* WHAT YOU NEED TO DO *
Copy out every line of the entries below, word for word and character for character.

* STORED ROWS *

╔══

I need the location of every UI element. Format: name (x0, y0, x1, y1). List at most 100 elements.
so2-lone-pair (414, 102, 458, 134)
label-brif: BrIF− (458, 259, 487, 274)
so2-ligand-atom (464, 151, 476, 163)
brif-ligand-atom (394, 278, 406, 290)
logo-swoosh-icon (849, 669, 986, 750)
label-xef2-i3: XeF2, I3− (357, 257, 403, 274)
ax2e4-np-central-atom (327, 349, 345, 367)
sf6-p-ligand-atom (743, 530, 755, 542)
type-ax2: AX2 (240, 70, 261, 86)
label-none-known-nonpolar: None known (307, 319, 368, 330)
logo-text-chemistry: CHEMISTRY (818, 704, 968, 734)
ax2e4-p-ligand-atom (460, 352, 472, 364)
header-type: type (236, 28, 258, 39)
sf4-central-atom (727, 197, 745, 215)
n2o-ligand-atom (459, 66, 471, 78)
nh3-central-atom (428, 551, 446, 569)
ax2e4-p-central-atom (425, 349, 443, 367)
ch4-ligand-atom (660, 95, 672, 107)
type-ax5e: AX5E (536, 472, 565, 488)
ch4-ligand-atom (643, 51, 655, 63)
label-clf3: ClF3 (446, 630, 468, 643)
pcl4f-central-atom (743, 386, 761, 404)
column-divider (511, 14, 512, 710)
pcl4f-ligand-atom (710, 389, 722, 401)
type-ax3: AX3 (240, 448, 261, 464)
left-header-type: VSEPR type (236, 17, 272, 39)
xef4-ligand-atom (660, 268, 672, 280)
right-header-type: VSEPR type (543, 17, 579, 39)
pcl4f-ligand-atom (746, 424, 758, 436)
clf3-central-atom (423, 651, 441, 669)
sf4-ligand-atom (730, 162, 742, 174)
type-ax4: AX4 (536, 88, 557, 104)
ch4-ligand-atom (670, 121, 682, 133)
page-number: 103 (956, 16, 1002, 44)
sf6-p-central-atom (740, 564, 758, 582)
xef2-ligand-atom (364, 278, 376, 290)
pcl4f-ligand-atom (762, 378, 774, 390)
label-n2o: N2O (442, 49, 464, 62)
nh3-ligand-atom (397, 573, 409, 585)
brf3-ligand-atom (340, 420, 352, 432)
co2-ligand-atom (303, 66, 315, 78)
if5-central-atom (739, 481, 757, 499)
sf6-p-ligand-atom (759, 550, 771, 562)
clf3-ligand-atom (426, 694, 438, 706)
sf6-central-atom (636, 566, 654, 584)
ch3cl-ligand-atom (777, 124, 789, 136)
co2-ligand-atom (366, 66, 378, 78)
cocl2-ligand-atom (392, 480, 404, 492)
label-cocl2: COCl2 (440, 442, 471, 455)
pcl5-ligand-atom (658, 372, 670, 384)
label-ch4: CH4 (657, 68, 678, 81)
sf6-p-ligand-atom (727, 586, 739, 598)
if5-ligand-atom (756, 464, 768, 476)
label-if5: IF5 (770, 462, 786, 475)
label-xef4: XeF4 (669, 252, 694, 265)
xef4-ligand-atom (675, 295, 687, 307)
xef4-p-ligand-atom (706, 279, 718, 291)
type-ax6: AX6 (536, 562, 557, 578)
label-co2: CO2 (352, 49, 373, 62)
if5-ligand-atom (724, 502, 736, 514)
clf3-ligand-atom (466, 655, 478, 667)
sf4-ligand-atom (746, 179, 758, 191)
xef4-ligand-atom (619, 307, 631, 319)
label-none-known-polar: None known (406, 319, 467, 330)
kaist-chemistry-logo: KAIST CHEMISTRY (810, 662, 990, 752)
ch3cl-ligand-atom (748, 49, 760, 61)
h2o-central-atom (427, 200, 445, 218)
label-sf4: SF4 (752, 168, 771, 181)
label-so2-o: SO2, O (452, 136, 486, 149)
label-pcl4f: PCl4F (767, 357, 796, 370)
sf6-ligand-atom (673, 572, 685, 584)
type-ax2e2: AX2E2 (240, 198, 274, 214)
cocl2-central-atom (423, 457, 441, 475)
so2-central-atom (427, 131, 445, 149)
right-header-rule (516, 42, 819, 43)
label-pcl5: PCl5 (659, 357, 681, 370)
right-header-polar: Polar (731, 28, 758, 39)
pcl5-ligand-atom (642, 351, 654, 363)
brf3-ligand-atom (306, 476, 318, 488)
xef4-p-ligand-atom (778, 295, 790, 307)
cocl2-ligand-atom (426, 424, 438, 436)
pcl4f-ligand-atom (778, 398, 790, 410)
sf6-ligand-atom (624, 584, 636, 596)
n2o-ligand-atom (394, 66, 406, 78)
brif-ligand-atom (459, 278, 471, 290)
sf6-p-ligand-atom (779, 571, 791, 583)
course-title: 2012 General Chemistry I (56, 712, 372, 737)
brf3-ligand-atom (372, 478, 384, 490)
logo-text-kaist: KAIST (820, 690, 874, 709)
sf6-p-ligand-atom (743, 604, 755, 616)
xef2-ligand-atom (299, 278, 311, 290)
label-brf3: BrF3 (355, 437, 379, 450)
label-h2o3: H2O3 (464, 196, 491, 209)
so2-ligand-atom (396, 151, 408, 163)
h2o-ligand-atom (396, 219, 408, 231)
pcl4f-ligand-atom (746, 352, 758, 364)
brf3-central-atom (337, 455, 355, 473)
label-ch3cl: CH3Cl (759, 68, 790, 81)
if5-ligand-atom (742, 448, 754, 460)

╚══

* CORRECT OUTPUT *
I need the location of every UI element. Format: name (x0, y0, x1, y1). List at most 100 elements.
so2-lone-pair (414, 102, 458, 134)
label-brif: BrIF− (458, 259, 487, 274)
so2-ligand-atom (464, 151, 476, 163)
brif-ligand-atom (394, 278, 406, 290)
logo-swoosh-icon (849, 669, 986, 750)
label-xef2-i3: XeF2, I3− (357, 257, 403, 274)
ax2e4-np-central-atom (327, 349, 345, 367)
sf6-p-ligand-atom (743, 530, 755, 542)
type-ax2: AX2 (240, 70, 261, 86)
label-none-known-nonpolar: None known (307, 319, 368, 330)
logo-text-chemistry: CHEMISTRY (818, 704, 968, 734)
ax2e4-p-ligand-atom (460, 352, 472, 364)
header-type: type (236, 28, 258, 39)
sf4-central-atom (727, 197, 745, 215)
n2o-ligand-atom (459, 66, 471, 78)
nh3-central-atom (428, 551, 446, 569)
ax2e4-p-central-atom (425, 349, 443, 367)
ch4-ligand-atom (660, 95, 672, 107)
type-ax5e: AX5E (536, 472, 565, 488)
ch4-ligand-atom (643, 51, 655, 63)
label-clf3: ClF3 (446, 630, 468, 643)
pcl4f-central-atom (743, 386, 761, 404)
column-divider (511, 14, 512, 710)
pcl4f-ligand-atom (710, 389, 722, 401)
type-ax3: AX3 (240, 448, 261, 464)
left-header-type: VSEPR type (236, 17, 272, 39)
xef4-ligand-atom (660, 268, 672, 280)
right-header-type: VSEPR type (543, 17, 579, 39)
pcl4f-ligand-atom (746, 424, 758, 436)
clf3-central-atom (423, 651, 441, 669)
sf4-ligand-atom (730, 162, 742, 174)
type-ax4: AX4 (536, 88, 557, 104)
ch4-ligand-atom (670, 121, 682, 133)
page-number: 103 (956, 16, 1002, 44)
sf6-p-central-atom (740, 564, 758, 582)
xef2-ligand-atom (364, 278, 376, 290)
pcl4f-ligand-atom (762, 378, 774, 390)
label-n2o: N2O (442, 49, 464, 62)
nh3-ligand-atom (397, 573, 409, 585)
brf3-ligand-atom (340, 420, 352, 432)
co2-ligand-atom (303, 66, 315, 78)
if5-central-atom (739, 481, 757, 499)
sf6-p-ligand-atom (759, 550, 771, 562)
clf3-ligand-atom (426, 694, 438, 706)
sf6-central-atom (636, 566, 654, 584)
ch3cl-ligand-atom (777, 124, 789, 136)
co2-ligand-atom (366, 66, 378, 78)
cocl2-ligand-atom (392, 480, 404, 492)
label-cocl2: COCl2 (440, 442, 471, 455)
pcl5-ligand-atom (658, 372, 670, 384)
label-ch4: CH4 (657, 68, 678, 81)
sf6-p-ligand-atom (727, 586, 739, 598)
if5-ligand-atom (756, 464, 768, 476)
label-if5: IF5 (770, 462, 786, 475)
label-xef4: XeF4 (669, 252, 694, 265)
xef4-ligand-atom (675, 295, 687, 307)
xef4-p-ligand-atom (706, 279, 718, 291)
type-ax6: AX6 (536, 562, 557, 578)
label-co2: CO2 (352, 49, 373, 62)
if5-ligand-atom (724, 502, 736, 514)
clf3-ligand-atom (466, 655, 478, 667)
sf4-ligand-atom (746, 179, 758, 191)
xef4-ligand-atom (619, 307, 631, 319)
label-none-known-polar: None known (406, 319, 467, 330)
kaist-chemistry-logo: KAIST CHEMISTRY (810, 662, 990, 752)
ch3cl-ligand-atom (748, 49, 760, 61)
h2o-central-atom (427, 200, 445, 218)
label-sf4: SF4 (752, 168, 771, 181)
label-so2-o: SO2, O (452, 136, 486, 149)
label-pcl4f: PCl4F (767, 357, 796, 370)
sf6-ligand-atom (673, 572, 685, 584)
type-ax2e2: AX2E2 (240, 198, 274, 214)
cocl2-central-atom (423, 457, 441, 475)
so2-central-atom (427, 131, 445, 149)
right-header-rule (516, 42, 819, 43)
label-pcl5: PCl5 (659, 357, 681, 370)
right-header-polar: Polar (731, 28, 758, 39)
pcl5-ligand-atom (642, 351, 654, 363)
brf3-ligand-atom (306, 476, 318, 488)
xef4-p-ligand-atom (778, 295, 790, 307)
cocl2-ligand-atom (426, 424, 438, 436)
pcl4f-ligand-atom (778, 398, 790, 410)
sf6-ligand-atom (624, 584, 636, 596)
n2o-ligand-atom (394, 66, 406, 78)
brif-ligand-atom (459, 278, 471, 290)
sf6-p-ligand-atom (779, 571, 791, 583)
course-title: 2012 General Chemistry I (56, 712, 372, 737)
brf3-ligand-atom (372, 478, 384, 490)
logo-text-kaist: KAIST (820, 690, 874, 709)
sf6-p-ligand-atom (743, 604, 755, 616)
xef2-ligand-atom (299, 278, 311, 290)
label-brf3: BrF3 (355, 437, 379, 450)
label-h2o3: H2O3 (464, 196, 491, 209)
so2-ligand-atom (396, 151, 408, 163)
h2o-ligand-atom (396, 219, 408, 231)
pcl4f-ligand-atom (746, 352, 758, 364)
brf3-central-atom (337, 455, 355, 473)
label-ch3cl: CH3Cl (759, 68, 790, 81)
if5-ligand-atom (742, 448, 754, 460)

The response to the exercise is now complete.